Dataset items:
════════

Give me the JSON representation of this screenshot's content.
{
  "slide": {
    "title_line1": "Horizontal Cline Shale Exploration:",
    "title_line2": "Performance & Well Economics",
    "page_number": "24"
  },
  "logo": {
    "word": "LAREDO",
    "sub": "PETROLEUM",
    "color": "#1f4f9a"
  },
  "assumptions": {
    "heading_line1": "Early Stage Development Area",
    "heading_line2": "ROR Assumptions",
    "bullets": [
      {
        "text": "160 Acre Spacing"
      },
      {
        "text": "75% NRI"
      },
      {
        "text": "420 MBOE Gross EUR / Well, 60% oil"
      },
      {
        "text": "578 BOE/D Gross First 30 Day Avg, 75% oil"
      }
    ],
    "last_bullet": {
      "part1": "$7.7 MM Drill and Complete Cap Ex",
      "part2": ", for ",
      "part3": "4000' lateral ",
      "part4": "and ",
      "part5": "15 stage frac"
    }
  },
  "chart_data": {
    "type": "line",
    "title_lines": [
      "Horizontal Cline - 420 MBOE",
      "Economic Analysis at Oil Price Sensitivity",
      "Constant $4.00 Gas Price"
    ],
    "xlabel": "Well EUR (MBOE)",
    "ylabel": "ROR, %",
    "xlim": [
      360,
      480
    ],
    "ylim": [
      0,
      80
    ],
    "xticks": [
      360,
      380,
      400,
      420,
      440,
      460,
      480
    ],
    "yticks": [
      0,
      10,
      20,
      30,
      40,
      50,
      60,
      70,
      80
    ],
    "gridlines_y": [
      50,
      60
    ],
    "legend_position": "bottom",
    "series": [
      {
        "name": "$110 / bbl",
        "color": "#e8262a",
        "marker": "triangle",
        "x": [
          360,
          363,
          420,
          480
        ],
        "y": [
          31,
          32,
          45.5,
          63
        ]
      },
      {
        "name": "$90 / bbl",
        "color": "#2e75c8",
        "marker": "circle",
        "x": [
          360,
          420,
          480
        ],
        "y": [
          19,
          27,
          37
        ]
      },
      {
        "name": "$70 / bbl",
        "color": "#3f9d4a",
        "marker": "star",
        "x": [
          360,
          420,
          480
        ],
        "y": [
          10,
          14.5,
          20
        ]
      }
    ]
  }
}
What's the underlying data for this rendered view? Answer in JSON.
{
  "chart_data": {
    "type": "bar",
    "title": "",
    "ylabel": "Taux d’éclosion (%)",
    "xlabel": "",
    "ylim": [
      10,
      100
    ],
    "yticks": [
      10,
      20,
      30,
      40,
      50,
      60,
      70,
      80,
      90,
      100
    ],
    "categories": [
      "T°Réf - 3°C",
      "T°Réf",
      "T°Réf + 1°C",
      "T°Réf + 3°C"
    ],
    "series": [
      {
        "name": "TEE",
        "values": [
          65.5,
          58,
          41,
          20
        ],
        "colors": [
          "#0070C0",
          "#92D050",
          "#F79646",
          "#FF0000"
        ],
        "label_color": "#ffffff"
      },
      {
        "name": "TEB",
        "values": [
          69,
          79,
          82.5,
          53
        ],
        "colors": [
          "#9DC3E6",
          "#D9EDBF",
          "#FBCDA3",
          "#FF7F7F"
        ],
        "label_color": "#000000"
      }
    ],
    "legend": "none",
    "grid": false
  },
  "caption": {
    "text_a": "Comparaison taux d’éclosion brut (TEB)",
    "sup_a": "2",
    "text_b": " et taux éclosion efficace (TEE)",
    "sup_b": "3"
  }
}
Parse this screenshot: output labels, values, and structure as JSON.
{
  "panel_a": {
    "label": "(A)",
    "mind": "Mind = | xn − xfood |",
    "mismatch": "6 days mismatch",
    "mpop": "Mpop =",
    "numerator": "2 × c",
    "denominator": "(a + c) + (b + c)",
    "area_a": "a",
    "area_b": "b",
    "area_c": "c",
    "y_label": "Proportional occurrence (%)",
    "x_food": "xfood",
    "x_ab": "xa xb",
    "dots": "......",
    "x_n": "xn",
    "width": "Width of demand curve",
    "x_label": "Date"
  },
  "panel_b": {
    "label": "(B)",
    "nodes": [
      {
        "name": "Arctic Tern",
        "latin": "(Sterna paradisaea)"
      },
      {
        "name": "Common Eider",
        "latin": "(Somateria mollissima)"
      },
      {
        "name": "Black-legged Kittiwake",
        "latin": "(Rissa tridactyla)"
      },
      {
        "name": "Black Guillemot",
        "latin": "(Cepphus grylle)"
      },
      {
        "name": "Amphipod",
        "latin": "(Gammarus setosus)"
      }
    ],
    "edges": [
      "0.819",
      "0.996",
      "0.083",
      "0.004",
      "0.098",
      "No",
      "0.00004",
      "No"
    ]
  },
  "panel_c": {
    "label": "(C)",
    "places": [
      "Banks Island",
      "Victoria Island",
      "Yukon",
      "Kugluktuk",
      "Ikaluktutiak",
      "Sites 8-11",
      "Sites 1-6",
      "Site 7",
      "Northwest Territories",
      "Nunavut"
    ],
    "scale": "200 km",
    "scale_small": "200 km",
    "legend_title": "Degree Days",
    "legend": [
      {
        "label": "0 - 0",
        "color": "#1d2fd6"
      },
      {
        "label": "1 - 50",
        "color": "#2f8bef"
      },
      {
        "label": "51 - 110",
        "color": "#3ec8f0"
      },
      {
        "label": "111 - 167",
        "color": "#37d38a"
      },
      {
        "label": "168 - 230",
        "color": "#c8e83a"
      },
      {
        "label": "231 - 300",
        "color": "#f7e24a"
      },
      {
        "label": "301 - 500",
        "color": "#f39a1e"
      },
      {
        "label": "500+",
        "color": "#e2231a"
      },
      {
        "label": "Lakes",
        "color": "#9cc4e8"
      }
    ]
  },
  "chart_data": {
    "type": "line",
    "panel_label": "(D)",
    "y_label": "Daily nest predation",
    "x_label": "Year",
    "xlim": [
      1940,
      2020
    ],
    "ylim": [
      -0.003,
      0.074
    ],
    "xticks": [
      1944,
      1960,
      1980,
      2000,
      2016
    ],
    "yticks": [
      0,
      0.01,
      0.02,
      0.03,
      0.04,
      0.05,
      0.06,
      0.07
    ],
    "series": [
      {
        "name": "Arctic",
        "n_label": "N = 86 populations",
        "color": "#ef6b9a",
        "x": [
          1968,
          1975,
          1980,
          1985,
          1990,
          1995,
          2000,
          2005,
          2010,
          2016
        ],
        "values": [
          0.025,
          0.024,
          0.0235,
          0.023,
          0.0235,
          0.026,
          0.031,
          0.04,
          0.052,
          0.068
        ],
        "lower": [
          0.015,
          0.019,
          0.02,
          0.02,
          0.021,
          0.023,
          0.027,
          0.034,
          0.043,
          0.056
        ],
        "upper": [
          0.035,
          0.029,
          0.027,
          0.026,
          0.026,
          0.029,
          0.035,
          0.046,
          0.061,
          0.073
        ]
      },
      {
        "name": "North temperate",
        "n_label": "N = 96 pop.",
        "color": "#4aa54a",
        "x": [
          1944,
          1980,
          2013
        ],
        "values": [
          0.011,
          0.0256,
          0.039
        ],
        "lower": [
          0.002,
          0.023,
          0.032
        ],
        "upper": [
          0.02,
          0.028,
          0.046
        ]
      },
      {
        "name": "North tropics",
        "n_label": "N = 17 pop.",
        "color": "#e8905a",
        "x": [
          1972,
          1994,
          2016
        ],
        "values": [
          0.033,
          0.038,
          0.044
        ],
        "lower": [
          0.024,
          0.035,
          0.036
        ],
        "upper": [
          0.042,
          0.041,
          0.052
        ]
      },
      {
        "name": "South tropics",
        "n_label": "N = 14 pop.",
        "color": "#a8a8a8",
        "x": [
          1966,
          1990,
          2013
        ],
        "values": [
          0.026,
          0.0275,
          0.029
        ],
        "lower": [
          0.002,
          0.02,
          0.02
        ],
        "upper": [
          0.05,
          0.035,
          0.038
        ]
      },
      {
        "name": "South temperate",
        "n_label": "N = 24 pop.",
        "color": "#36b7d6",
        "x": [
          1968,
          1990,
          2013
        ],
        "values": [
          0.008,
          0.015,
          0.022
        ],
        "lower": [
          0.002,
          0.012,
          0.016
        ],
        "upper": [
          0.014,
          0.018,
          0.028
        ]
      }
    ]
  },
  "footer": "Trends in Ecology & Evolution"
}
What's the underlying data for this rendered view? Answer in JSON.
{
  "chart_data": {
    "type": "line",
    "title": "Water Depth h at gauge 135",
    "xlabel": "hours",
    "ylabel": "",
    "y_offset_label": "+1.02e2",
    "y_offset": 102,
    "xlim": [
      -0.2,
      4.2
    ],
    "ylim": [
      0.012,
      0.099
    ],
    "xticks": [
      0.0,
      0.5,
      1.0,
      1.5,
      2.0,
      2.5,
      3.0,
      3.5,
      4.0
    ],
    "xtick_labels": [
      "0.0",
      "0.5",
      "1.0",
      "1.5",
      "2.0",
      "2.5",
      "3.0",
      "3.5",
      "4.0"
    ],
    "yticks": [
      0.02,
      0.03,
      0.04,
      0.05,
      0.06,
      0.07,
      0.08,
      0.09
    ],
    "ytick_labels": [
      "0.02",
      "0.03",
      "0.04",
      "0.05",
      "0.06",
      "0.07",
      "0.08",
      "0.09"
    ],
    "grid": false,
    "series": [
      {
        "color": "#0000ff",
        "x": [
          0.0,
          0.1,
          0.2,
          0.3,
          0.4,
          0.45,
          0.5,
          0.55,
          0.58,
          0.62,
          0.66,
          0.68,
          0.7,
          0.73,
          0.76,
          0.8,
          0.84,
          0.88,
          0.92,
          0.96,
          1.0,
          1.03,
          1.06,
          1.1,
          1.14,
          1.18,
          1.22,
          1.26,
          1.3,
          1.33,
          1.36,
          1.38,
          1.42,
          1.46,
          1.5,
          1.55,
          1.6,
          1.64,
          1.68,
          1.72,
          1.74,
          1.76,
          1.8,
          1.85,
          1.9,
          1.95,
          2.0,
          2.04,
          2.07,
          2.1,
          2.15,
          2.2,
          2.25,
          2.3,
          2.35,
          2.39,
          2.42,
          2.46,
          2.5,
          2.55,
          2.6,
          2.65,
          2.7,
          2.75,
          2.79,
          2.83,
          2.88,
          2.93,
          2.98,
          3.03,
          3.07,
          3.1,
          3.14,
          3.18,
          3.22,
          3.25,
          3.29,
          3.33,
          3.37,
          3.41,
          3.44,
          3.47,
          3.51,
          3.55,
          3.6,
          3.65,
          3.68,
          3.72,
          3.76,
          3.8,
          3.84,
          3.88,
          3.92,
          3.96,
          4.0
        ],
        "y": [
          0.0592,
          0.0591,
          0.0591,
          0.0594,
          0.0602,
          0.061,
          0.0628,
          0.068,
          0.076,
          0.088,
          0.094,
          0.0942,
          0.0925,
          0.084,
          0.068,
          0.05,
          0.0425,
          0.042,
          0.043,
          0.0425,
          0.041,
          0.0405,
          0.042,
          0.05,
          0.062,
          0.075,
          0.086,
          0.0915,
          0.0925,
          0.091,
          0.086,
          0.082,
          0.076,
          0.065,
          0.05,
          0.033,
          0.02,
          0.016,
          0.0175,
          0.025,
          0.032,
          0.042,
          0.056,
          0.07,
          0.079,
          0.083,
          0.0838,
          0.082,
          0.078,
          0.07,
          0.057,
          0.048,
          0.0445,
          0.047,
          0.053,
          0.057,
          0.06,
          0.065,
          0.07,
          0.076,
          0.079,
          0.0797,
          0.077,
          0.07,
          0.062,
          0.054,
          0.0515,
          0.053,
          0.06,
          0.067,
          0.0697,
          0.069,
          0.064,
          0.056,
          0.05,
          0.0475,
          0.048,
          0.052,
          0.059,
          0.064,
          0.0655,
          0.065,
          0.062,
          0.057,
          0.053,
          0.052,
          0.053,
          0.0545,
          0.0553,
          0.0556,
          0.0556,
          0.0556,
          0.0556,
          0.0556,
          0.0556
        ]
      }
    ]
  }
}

════════

Work out how many lines of the data hold the string "ylabel". Reply with that number alone.

3